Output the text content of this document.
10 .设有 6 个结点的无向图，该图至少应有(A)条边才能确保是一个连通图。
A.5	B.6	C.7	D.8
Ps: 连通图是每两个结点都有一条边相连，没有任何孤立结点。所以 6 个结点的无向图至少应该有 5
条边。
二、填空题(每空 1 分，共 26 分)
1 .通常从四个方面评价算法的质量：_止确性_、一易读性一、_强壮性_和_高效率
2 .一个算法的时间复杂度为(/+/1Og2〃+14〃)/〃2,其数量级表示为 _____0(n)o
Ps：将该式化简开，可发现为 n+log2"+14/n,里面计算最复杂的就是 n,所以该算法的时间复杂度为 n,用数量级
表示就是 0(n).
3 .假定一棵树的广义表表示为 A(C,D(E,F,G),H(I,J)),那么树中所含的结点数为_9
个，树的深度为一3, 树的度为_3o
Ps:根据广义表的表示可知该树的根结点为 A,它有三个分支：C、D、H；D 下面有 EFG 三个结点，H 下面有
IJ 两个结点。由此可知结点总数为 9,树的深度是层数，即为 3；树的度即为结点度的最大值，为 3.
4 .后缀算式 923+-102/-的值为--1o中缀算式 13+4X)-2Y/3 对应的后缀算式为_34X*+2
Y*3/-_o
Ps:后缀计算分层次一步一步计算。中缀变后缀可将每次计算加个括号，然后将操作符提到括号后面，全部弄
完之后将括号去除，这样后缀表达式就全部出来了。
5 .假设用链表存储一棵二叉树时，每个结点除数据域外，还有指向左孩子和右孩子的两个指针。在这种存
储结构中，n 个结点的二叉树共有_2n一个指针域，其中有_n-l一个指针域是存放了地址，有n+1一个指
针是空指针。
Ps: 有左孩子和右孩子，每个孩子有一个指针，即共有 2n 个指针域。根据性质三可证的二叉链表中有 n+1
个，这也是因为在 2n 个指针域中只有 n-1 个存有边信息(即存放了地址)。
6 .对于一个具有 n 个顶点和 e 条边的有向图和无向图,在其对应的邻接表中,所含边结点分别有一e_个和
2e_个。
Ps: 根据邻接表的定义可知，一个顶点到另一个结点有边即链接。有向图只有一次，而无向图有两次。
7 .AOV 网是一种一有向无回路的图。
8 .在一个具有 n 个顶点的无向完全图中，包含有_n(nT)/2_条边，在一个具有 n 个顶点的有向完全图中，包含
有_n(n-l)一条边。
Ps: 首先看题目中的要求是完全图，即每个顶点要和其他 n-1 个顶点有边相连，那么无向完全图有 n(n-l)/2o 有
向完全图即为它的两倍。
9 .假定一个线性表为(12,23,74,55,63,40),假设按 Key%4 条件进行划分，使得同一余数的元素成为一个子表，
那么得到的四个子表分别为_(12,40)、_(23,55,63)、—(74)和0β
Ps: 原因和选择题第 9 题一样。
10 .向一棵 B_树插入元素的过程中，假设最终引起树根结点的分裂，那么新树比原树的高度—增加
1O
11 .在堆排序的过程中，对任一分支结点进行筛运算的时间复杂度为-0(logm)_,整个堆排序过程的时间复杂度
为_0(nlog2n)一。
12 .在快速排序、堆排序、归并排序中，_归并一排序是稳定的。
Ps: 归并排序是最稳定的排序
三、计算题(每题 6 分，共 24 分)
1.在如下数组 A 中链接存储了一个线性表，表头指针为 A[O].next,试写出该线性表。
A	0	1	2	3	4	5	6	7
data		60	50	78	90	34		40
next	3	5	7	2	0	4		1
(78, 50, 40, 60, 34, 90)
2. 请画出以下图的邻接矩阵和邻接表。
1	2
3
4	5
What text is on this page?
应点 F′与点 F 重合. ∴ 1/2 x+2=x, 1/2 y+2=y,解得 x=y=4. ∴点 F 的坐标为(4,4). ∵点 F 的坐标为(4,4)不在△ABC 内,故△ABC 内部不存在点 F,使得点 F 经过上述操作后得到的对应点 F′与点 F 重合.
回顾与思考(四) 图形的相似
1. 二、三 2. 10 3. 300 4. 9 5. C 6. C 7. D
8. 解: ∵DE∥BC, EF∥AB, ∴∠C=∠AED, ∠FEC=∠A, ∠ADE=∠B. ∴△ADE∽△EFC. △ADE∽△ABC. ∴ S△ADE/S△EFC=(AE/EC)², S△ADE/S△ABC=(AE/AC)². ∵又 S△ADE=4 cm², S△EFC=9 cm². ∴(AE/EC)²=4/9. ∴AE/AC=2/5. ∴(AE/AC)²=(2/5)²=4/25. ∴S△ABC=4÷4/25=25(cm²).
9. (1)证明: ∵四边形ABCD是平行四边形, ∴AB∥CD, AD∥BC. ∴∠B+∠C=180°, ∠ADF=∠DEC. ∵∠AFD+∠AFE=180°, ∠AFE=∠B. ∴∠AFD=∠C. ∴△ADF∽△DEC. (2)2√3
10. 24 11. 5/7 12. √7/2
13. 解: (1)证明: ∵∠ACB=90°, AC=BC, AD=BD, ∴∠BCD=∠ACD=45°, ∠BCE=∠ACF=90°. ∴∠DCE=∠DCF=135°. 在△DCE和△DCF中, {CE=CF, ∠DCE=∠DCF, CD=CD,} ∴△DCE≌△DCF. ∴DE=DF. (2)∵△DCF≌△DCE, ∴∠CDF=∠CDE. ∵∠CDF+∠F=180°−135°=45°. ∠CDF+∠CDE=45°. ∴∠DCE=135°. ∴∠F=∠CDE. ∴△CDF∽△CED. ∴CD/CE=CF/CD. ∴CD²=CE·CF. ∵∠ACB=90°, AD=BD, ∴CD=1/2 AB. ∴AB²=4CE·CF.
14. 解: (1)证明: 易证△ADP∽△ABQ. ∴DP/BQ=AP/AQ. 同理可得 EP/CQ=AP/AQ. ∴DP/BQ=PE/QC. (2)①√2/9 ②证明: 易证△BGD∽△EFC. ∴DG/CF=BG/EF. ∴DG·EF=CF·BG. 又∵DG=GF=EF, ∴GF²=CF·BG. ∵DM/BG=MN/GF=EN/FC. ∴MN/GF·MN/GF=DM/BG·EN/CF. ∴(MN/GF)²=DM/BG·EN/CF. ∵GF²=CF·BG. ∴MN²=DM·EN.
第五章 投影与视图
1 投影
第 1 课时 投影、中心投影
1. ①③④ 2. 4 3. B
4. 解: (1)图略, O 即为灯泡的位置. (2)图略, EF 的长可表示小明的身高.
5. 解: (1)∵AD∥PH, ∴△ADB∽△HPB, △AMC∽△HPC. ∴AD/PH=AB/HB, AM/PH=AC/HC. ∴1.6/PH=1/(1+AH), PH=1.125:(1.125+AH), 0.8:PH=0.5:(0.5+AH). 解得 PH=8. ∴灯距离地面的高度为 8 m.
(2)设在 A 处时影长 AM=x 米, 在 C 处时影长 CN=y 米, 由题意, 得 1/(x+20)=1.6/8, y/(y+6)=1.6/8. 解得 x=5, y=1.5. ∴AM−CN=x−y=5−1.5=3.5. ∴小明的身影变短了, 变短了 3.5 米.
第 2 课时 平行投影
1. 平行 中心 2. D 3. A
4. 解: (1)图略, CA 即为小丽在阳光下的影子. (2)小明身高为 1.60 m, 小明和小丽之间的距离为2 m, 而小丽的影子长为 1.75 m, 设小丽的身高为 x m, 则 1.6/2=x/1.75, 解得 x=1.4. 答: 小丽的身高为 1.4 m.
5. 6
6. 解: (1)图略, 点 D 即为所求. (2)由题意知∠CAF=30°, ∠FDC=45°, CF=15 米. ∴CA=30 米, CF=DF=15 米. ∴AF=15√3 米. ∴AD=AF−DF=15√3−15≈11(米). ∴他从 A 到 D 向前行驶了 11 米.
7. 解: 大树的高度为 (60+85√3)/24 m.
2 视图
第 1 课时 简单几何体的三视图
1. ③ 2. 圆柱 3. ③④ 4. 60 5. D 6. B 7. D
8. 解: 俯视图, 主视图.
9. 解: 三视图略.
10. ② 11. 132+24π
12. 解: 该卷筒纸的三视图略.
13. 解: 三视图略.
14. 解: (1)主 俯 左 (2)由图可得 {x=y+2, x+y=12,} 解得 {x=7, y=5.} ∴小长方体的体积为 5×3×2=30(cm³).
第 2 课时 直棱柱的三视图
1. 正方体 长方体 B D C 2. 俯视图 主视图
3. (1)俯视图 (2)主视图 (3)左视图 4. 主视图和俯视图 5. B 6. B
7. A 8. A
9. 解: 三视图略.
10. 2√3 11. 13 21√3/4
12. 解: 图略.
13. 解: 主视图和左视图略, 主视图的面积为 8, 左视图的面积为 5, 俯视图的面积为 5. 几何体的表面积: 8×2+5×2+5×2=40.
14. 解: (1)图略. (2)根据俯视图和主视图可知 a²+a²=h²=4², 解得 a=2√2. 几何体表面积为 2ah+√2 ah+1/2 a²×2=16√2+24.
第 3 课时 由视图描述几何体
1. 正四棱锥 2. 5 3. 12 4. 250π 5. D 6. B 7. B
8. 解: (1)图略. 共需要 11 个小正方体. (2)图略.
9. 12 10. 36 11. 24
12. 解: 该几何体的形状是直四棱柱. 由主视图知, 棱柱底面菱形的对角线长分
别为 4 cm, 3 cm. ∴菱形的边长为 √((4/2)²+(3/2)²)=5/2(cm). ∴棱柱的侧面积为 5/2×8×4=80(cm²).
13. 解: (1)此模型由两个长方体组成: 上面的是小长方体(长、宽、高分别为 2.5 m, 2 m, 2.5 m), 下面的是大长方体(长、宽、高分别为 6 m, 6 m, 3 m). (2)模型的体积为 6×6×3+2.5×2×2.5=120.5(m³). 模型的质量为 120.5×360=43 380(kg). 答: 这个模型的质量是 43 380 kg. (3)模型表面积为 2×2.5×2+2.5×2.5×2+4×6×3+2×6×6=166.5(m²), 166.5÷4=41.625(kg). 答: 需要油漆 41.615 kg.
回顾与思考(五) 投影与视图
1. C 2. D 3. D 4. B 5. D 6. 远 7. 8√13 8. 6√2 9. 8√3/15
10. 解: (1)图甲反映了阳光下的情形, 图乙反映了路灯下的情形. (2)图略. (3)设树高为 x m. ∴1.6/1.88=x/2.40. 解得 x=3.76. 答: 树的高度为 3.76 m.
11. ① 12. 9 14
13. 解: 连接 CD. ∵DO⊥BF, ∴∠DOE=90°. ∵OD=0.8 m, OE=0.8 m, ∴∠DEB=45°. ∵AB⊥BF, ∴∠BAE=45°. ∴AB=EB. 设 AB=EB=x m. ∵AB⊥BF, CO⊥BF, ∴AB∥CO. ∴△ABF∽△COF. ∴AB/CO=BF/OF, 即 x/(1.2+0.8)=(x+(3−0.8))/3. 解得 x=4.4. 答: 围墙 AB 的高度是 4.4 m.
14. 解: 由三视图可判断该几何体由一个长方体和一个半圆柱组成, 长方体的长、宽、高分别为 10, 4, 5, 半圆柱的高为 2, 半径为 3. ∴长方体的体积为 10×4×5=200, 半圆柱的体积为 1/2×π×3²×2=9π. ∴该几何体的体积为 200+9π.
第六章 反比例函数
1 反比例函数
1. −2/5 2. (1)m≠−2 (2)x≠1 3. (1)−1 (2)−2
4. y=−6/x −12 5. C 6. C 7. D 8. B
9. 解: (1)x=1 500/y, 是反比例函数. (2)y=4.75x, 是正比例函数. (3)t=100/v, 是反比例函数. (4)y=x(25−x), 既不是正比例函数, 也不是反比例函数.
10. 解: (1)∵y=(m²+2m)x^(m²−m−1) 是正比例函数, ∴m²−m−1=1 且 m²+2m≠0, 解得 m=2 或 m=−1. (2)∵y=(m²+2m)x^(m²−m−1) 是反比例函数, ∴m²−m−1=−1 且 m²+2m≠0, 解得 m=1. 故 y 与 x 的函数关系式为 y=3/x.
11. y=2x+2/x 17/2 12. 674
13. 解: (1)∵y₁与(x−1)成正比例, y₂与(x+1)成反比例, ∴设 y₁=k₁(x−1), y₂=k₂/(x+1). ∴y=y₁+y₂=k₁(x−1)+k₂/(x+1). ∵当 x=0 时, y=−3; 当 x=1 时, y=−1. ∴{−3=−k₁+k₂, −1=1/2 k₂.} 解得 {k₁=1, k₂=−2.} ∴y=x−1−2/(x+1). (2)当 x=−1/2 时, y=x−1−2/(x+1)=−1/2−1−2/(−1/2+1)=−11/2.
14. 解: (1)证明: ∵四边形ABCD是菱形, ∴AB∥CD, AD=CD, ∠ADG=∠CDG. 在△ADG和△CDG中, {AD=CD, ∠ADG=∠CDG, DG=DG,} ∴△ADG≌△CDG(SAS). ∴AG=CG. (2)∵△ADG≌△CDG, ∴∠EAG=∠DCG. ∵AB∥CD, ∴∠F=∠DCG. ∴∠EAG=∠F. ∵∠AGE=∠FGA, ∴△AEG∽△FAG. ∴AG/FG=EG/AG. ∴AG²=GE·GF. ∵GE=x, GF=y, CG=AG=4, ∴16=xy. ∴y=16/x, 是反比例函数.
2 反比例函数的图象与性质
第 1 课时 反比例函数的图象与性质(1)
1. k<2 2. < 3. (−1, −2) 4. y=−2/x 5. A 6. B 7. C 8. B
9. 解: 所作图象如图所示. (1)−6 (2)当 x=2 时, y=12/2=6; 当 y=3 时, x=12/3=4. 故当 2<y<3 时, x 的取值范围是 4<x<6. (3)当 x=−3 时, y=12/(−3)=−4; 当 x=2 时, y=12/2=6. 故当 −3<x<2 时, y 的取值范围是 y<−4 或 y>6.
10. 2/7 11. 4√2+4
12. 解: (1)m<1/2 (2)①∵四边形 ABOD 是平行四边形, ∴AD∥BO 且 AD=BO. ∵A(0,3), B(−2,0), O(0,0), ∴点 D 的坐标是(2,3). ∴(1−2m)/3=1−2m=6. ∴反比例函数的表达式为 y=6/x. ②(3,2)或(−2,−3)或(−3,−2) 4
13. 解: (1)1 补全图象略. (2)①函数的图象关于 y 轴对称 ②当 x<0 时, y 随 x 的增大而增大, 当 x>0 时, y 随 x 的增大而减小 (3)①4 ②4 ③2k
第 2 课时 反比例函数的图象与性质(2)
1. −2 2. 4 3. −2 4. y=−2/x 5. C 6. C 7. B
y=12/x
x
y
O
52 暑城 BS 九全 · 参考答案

DIRECTIONS:
Find the number of lines in which the word "text" occurs, and write nothing but that number.

RIGHT ANSWER:
2